**Direction:**
Collect each line containing "color".

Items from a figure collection
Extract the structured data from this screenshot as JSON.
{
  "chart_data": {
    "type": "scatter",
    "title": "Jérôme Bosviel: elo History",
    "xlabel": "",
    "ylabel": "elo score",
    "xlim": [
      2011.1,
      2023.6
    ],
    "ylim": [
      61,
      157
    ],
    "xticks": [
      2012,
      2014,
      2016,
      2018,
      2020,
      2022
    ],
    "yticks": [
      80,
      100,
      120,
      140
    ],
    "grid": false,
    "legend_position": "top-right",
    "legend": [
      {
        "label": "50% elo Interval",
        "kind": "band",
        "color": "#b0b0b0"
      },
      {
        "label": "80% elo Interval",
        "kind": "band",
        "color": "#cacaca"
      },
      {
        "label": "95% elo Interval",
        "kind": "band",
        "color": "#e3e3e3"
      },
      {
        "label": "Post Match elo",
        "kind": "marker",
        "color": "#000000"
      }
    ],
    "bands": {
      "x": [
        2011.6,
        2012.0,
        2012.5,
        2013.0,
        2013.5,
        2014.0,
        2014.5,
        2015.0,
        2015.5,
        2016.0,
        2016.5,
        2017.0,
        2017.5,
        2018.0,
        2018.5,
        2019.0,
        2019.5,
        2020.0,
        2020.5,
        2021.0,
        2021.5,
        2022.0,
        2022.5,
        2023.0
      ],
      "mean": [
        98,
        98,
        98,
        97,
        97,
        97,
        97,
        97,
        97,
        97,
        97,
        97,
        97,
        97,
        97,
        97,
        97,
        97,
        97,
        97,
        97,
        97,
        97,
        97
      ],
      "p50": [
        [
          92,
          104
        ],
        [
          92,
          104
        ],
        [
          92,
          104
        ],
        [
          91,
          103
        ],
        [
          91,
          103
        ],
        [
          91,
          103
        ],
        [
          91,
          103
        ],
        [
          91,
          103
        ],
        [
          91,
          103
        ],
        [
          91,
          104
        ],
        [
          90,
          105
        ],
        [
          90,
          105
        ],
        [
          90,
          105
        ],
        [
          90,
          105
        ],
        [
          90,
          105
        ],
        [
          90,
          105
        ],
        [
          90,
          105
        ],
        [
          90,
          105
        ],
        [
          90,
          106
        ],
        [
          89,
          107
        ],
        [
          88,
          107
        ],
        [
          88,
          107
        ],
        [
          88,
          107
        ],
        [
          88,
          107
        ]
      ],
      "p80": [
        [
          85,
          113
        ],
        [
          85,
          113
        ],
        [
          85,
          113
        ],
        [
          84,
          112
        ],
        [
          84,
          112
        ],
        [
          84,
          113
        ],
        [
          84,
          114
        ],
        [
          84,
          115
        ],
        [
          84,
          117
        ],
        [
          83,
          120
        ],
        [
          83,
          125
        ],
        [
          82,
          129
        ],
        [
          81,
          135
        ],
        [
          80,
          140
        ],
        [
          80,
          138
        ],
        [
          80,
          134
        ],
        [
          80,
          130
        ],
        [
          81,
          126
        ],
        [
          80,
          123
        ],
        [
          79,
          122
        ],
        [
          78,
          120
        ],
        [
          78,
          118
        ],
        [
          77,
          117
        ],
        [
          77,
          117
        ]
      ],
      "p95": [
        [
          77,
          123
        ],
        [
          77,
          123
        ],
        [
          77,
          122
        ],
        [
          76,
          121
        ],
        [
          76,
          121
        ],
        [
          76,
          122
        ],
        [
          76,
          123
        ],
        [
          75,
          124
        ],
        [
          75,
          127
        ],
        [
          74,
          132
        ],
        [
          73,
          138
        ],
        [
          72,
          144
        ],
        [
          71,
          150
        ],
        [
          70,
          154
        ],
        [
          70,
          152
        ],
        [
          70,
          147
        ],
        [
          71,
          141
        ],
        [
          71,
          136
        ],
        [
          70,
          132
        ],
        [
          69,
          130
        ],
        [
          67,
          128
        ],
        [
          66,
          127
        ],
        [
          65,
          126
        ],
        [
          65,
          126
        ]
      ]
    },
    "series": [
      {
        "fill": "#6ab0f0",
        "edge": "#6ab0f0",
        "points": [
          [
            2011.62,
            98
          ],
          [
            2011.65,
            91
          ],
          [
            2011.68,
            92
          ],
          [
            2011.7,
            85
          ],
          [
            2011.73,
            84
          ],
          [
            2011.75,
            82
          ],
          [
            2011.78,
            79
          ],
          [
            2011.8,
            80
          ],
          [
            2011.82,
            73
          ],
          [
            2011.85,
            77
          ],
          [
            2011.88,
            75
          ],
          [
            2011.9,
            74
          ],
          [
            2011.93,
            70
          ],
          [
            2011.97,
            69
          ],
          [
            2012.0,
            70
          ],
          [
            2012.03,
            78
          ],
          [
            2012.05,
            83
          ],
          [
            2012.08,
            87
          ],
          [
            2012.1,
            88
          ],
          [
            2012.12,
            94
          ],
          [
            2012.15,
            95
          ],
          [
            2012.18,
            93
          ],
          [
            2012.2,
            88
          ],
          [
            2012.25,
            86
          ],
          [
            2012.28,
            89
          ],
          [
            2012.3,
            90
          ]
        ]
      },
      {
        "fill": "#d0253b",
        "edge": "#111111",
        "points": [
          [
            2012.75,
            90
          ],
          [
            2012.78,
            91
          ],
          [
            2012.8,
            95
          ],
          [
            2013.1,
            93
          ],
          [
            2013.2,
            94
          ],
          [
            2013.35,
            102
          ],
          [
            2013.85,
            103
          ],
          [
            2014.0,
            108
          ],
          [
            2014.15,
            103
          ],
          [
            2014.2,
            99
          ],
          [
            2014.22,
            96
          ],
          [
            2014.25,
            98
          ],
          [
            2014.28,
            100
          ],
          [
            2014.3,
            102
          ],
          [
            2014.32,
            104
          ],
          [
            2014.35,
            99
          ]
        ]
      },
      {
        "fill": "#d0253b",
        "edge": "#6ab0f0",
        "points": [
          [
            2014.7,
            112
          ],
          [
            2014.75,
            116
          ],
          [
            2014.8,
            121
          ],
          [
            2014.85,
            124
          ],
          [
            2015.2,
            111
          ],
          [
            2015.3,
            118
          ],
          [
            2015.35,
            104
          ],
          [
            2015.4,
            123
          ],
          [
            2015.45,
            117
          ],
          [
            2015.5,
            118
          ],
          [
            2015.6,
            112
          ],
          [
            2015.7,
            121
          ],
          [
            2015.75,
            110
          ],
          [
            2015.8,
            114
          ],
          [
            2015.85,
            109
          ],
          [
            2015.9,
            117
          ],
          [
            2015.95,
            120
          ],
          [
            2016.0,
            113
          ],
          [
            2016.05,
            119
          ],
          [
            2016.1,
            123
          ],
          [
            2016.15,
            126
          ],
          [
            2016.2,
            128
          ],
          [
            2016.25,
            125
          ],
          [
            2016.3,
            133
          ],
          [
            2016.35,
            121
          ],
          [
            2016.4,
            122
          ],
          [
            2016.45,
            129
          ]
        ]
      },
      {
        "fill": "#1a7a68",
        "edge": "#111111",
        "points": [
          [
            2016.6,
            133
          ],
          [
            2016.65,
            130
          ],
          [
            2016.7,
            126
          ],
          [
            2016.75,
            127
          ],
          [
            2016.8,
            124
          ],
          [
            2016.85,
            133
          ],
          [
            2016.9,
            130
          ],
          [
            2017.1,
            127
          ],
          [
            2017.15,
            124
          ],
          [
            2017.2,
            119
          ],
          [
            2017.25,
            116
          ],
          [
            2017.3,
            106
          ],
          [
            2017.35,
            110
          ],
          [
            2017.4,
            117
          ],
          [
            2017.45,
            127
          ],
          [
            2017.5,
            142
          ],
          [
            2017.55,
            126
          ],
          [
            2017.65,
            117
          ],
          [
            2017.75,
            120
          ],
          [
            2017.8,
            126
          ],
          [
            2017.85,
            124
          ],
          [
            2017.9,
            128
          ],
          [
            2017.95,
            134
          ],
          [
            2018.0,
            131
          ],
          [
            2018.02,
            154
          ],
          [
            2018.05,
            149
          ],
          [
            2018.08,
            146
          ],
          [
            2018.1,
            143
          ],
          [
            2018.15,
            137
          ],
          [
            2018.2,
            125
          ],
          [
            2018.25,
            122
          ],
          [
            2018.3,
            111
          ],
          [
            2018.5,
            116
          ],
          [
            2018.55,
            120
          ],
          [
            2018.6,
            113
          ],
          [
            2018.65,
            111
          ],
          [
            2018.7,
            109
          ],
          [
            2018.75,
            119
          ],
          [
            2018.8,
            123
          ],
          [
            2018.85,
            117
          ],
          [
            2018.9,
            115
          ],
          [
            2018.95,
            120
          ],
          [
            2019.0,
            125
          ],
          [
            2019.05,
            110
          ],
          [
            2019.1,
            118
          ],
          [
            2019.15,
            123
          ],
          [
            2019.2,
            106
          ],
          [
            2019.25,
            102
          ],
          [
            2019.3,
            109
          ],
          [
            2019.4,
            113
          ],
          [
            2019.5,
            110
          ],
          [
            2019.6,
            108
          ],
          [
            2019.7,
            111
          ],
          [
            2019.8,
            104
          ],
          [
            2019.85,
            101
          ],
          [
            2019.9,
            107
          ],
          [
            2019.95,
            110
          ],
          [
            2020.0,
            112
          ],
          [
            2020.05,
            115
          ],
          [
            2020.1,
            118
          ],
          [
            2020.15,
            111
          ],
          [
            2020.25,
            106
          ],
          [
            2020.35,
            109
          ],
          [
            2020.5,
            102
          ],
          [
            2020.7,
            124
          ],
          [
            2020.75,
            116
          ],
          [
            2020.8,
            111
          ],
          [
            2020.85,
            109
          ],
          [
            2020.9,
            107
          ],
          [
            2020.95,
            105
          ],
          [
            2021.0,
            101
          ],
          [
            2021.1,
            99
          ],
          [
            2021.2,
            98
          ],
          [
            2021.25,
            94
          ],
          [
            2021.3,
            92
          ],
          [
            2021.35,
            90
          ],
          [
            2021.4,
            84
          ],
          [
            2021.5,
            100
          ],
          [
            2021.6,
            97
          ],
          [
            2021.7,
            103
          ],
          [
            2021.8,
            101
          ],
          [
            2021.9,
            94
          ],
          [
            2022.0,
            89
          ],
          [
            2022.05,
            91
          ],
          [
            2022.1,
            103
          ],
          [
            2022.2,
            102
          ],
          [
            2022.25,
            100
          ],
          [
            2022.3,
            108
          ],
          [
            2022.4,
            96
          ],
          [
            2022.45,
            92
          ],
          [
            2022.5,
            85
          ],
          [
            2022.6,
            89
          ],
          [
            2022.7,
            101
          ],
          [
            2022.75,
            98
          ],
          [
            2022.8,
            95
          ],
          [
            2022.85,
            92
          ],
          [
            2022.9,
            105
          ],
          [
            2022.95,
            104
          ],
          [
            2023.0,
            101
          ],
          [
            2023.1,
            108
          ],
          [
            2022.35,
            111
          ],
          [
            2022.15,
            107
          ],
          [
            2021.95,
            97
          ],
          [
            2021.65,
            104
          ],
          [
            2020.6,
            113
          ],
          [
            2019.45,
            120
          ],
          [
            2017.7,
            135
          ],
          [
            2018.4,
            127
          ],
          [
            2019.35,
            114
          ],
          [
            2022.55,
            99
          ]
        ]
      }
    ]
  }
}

**Correct output:**
        "color": "#b0b0b0"
        "color": "#cacaca"
        "color": "#e3e3e3"
        "color": "#000000"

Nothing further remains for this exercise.